# START OF ENTRIES SHOWN

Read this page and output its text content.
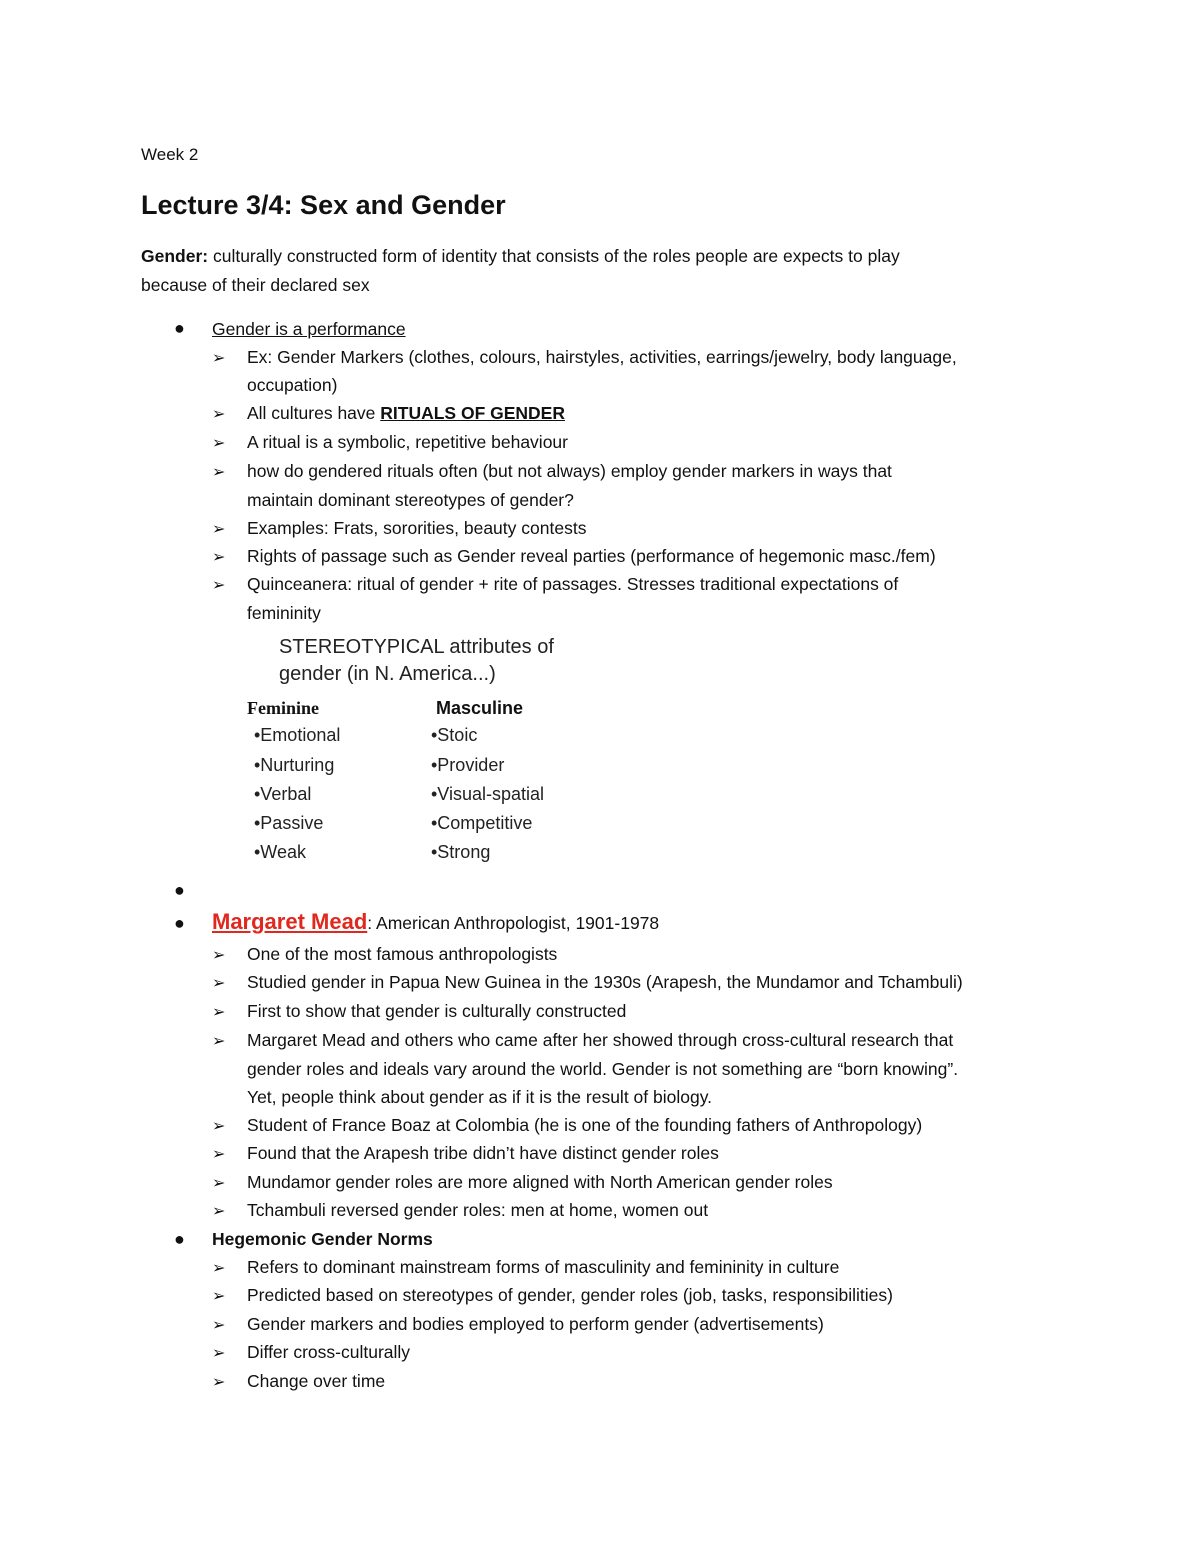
Week 2
Lecture 3/4: Sex and Gender
Gender: culturally constructed form of identity that consists of the roles people are expects to play
because of their declared sex
● Gender is a performance
➢ Ex: Gender Markers (clothes, colours, hairstyles, activities, earrings/jewelry, body language,
occupation)
➢ All cultures have RITUALS OF GENDER
➢ A ritual is a symbolic, repetitive behaviour
➢ how do gendered rituals often (but not always) employ gender markers in ways that
maintain dominant stereotypes of gender?
➢ Examples: Frats, sororities, beauty contests
➢ Rights of passage such as Gender reveal parties (performance of hegemonic masc./fem)
➢ Quinceanera: ritual of gender + rite of passages. Stresses traditional expectations of
femininity
STEREOTYPICAL attributes of
gender (in N. America...)
Feminine	Masculine
•Emotional
•Nurturing
•Verbal
•Passive
•Weak
•Stoic
•Provider
•Visual-spatial
•Competitive
•Strong
●
● Margaret Mead: American Anthropologist, 1901-1978
➢ One of the most famous anthropologists
➢ Studied gender in Papua New Guinea in the 1930s (Arapesh, the Mundamor and Tchambuli)
➢ First to show that gender is culturally constructed
➢ Margaret Mead and others who came after her showed through cross-cultural research that
gender roles and ideals vary around the world. Gender is not something are “born knowing”.
Yet, people think about gender as if it is the result of biology.
➢ Student of France Boaz at Colombia (he is one of the founding fathers of Anthropology)
➢ Found that the Arapesh tribe didn’t have distinct gender roles
➢ Mundamor gender roles are more aligned with North American gender roles
➢ Tchambuli reversed gender roles: men at home, women out
● Hegemonic Gender Norms
➢ Refers to dominant mainstream forms of masculinity and femininity in culture
➢ Predicted based on stereotypes of gender, gender roles (job, tasks, responsibilities)
➢ Gender markers and bodies employed to perform gender (advertisements)
➢ Differ cross-culturally
➢ Change over time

# END OF ENTRIES SHOWN

### DIRECTION
Locate each line containing the string "American" and show it.

### ANSWER FOR THIS EXERCISE
● Margaret Mead: American Anthropologist, 1901-1978
➢ Mundamor gender roles are more aligned with North American gender roles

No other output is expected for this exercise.